What is asked:
Search the data below for the word "with" and copy each line that holds it.

(Collected data)
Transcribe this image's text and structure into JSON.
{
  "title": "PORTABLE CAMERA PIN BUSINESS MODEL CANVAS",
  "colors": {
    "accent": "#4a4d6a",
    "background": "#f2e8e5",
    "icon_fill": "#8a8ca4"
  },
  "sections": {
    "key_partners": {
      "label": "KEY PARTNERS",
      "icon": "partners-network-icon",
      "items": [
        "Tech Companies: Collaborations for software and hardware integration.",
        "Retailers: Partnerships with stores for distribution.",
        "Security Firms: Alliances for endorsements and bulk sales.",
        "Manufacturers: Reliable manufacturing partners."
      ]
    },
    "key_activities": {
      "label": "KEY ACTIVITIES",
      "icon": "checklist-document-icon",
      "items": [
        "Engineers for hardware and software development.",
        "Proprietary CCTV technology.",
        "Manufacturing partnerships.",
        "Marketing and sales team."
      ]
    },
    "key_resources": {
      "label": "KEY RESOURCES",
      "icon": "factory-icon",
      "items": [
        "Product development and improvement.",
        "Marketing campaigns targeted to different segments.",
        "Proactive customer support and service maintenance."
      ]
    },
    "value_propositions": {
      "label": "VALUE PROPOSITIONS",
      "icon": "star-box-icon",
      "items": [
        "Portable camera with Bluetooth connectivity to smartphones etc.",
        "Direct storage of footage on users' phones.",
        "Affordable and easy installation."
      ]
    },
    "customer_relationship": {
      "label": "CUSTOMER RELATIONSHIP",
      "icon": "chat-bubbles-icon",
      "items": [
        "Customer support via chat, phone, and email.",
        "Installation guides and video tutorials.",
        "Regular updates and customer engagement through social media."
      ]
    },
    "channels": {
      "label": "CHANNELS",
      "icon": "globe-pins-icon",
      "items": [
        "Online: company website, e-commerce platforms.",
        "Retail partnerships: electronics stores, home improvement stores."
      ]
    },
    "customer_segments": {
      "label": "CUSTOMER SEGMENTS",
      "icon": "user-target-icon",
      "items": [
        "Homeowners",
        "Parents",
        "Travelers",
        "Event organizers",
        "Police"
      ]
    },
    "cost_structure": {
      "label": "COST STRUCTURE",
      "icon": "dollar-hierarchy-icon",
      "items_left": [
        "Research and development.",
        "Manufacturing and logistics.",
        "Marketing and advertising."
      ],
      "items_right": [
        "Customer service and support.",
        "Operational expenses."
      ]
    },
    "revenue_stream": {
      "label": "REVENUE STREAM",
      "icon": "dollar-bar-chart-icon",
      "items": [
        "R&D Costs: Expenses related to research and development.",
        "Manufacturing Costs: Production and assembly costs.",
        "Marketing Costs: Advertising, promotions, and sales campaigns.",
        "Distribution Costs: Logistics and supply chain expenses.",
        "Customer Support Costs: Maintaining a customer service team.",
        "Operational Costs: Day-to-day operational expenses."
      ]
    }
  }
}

Response below:
        "Retailers: Partnerships with stores for distribution.",
        "Portable camera with Bluetooth connectivity to smartphones etc.",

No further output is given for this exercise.